# start of STORED ROWS

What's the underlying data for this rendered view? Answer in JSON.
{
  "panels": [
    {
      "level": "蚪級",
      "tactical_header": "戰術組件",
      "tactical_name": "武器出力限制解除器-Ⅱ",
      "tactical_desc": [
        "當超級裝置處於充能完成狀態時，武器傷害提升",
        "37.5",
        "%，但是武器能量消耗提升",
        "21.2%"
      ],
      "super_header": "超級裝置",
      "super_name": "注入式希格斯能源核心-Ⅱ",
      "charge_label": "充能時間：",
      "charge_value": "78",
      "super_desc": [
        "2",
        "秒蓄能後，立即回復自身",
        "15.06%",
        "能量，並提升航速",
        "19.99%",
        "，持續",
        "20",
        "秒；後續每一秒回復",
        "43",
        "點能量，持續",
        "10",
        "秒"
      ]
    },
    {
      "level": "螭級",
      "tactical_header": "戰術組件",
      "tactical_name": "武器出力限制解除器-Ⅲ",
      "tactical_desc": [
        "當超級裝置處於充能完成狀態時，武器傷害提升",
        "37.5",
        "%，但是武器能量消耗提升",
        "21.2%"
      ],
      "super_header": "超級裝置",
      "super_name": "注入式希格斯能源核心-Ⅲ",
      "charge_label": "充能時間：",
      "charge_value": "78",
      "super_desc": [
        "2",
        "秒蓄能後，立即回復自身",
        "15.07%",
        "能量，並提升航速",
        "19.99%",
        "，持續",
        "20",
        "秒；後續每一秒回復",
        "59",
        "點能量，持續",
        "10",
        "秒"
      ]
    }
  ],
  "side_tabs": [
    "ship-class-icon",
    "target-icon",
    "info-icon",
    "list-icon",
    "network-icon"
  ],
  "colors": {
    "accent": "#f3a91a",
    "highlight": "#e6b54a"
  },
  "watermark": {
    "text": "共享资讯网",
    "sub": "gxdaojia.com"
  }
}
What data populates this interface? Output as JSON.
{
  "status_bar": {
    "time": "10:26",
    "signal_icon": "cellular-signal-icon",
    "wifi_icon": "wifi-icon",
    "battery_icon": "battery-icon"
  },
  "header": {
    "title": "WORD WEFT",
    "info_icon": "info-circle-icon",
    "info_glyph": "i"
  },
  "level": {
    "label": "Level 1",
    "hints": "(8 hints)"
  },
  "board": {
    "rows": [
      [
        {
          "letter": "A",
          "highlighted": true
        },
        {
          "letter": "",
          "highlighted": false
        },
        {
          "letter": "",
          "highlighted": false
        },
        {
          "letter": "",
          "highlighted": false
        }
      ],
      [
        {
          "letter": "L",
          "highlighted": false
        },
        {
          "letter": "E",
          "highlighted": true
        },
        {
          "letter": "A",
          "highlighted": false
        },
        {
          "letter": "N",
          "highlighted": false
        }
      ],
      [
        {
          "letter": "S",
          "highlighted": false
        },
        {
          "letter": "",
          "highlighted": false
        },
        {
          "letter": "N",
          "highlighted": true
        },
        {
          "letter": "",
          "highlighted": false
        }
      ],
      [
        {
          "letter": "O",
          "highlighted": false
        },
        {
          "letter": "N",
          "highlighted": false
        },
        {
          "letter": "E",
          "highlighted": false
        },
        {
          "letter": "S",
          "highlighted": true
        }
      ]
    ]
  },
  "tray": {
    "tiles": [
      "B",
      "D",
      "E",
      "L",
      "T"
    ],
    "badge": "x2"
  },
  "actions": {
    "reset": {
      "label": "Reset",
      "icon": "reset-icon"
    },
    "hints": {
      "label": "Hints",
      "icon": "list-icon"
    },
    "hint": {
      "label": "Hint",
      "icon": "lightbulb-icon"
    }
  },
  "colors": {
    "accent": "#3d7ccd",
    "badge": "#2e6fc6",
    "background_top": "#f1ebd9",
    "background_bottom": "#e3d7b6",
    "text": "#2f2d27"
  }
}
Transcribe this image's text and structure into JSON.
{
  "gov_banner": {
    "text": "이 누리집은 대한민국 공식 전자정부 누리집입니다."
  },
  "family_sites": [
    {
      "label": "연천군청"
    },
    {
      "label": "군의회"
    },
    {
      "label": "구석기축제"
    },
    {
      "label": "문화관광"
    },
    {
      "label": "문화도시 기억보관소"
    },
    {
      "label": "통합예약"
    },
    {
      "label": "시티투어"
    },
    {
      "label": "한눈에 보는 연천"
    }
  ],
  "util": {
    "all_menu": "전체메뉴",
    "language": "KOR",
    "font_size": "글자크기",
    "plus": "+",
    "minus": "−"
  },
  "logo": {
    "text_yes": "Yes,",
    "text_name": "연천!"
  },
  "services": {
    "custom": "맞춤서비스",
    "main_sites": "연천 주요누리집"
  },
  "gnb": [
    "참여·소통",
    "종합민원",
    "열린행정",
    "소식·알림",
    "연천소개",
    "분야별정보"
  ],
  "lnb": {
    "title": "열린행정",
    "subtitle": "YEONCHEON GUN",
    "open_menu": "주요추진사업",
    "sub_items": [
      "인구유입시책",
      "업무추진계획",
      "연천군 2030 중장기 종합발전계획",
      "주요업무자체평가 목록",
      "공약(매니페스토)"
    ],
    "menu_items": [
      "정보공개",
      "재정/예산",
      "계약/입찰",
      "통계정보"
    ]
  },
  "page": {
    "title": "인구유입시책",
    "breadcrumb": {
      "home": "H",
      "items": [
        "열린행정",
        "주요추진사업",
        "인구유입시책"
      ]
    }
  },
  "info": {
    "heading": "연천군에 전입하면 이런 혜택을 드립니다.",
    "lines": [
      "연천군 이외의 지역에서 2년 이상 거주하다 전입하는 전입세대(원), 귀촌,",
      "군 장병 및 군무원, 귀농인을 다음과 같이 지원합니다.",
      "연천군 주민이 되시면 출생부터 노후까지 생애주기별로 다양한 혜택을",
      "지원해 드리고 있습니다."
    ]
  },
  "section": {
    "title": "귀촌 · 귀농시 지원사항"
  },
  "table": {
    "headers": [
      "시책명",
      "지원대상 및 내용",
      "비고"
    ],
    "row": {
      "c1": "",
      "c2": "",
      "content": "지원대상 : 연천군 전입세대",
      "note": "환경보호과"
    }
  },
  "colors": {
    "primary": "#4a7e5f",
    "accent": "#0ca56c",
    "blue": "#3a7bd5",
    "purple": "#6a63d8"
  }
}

# end of STORED ROWS

### WRITTEN REQUEST
Repeat the entries shown above, every one, word for word.

### FINISHED TASK
What's the underlying data for this rendered view? Answer in JSON.
{
  "panels": [
    {
      "level": "蚪級",
      "tactical_header": "戰術組件",
      "tactical_name": "武器出力限制解除器-Ⅱ",
      "tactical_desc": [
        "當超級裝置處於充能完成狀態時，武器傷害提升",
        "37.5",
        "%，但是武器能量消耗提升",
        "21.2%"
      ],
      "super_header": "超級裝置",
      "super_name": "注入式希格斯能源核心-Ⅱ",
      "charge_label": "充能時間：",
      "charge_value": "78",
      "super_desc": [
        "2",
        "秒蓄能後，立即回復自身",
        "15.06%",
        "能量，並提升航速",
        "19.99%",
        "，持續",
        "20",
        "秒；後續每一秒回復",
        "43",
        "點能量，持續",
        "10",
        "秒"
      ]
    },
    {
      "level": "螭級",
      "tactical_header": "戰術組件",
      "tactical_name": "武器出力限制解除器-Ⅲ",
      "tactical_desc": [
        "當超級裝置處於充能完成狀態時，武器傷害提升",
        "37.5",
        "%，但是武器能量消耗提升",
        "21.2%"
      ],
      "super_header": "超級裝置",
      "super_name": "注入式希格斯能源核心-Ⅲ",
      "charge_label": "充能時間：",
      "charge_value": "78",
      "super_desc": [
        "2",
        "秒蓄能後，立即回復自身",
        "15.07%",
        "能量，並提升航速",
        "19.99%",
        "，持續",
        "20",
        "秒；後續每一秒回復",
        "59",
        "點能量，持續",
        "10",
        "秒"
      ]
    }
  ],
  "side_tabs": [
    "ship-class-icon",
    "target-icon",
    "info-icon",
    "list-icon",
    "network-icon"
  ],
  "colors": {
    "accent": "#f3a91a",
    "highlight": "#e6b54a"
  },
  "watermark": {
    "text": "共享资讯网",
    "sub": "gxdaojia.com"
  }
}
What data populates this interface? Output as JSON.
{
  "status_bar": {
    "time": "10:26",
    "signal_icon": "cellular-signal-icon",
    "wifi_icon": "wifi-icon",
    "battery_icon": "battery-icon"
  },
  "header": {
    "title": "WORD WEFT",
    "info_icon": "info-circle-icon",
    "info_glyph": "i"
  },
  "level": {
    "label": "Level 1",
    "hints": "(8 hints)"
  },
  "board": {
    "rows": [
      [
        {
          "letter": "A",
          "highlighted": true
        },
        {
          "letter": "",
          "highlighted": false
        },
        {
          "letter": "",
          "highlighted": false
        },
        {
          "letter": "",
          "highlighted": false
        }
      ],
      [
        {
          "letter": "L",
          "highlighted": false
        },
        {
          "letter": "E",
          "highlighted": true
        },
        {
          "letter": "A",
          "highlighted": false
        },
        {
          "letter": "N",
          "highlighted": false
        }
      ],
      [
        {
          "letter": "S",
          "highlighted": false
        },
        {
          "letter": "",
          "highlighted": false
        },
        {
          "letter": "N",
          "highlighted": true
        },
        {
          "letter": "",
          "highlighted": false
        }
      ],
      [
        {
          "letter": "O",
          "highlighted": false
        },
        {
          "letter": "N",
          "highlighted": false
        },
        {
          "letter": "E",
          "highlighted": false
        },
        {
          "letter": "S",
          "highlighted": true
        }
      ]
    ]
  },
  "tray": {
    "tiles": [
      "B",
      "D",
      "E",
      "L",
      "T"
    ],
    "badge": "x2"
  },
  "actions": {
    "reset": {
      "label": "Reset",
      "icon": "reset-icon"
    },
    "hints": {
      "label": "Hints",
      "icon": "list-icon"
    },
    "hint": {
      "label": "Hint",
      "icon": "lightbulb-icon"
    }
  },
  "colors": {
    "accent": "#3d7ccd",
    "badge": "#2e6fc6",
    "background_top": "#f1ebd9",
    "background_bottom": "#e3d7b6",
    "text": "#2f2d27"
  }
}
Transcribe this image's text and structure into JSON.
{
  "gov_banner": {
    "text": "이 누리집은 대한민국 공식 전자정부 누리집입니다."
  },
  "family_sites": [
    {
      "label": "연천군청"
    },
    {
      "label": "군의회"
    },
    {
      "label": "구석기축제"
    },
    {
      "label": "문화관광"
    },
    {
      "label": "문화도시 기억보관소"
    },
    {
      "label": "통합예약"
    },
    {
      "label": "시티투어"
    },
    {
      "label": "한눈에 보는 연천"
    }
  ],
  "util": {
    "all_menu": "전체메뉴",
    "language": "KOR",
    "font_size": "글자크기",
    "plus": "+",
    "minus": "−"
  },
  "logo": {
    "text_yes": "Yes,",
    "text_name": "연천!"
  },
  "services": {
    "custom": "맞춤서비스",
    "main_sites": "연천 주요누리집"
  },
  "gnb": [
    "참여·소통",
    "종합민원",
    "열린행정",
    "소식·알림",
    "연천소개",
    "분야별정보"
  ],
  "lnb": {
    "title": "열린행정",
    "subtitle": "YEONCHEON GUN",
    "open_menu": "주요추진사업",
    "sub_items": [
      "인구유입시책",
      "업무추진계획",
      "연천군 2030 중장기 종합발전계획",
      "주요업무자체평가 목록",
      "공약(매니페스토)"
    ],
    "menu_items": [
      "정보공개",
      "재정/예산",
      "계약/입찰",
      "통계정보"
    ]
  },
  "page": {
    "title": "인구유입시책",
    "breadcrumb": {
      "home": "H",
      "items": [
        "열린행정",
        "주요추진사업",
        "인구유입시책"
      ]
    }
  },
  "info": {
    "heading": "연천군에 전입하면 이런 혜택을 드립니다.",
    "lines": [
      "연천군 이외의 지역에서 2년 이상 거주하다 전입하는 전입세대(원), 귀촌,",
      "군 장병 및 군무원, 귀농인을 다음과 같이 지원합니다.",
      "연천군 주민이 되시면 출생부터 노후까지 생애주기별로 다양한 혜택을",
      "지원해 드리고 있습니다."
    ]
  },
  "section": {
    "title": "귀촌 · 귀농시 지원사항"
  },
  "table": {
    "headers": [
      "시책명",
      "지원대상 및 내용",
      "비고"
    ],
    "row": {
      "c1": "",
      "c2": "",
      "content": "지원대상 : 연천군 전입세대",
      "note": "환경보호과"
    }
  },
  "colors": {
    "primary": "#4a7e5f",
    "accent": "#0ca56c",
    "blue": "#3a7bd5",
    "purple": "#6a63d8"
  }
}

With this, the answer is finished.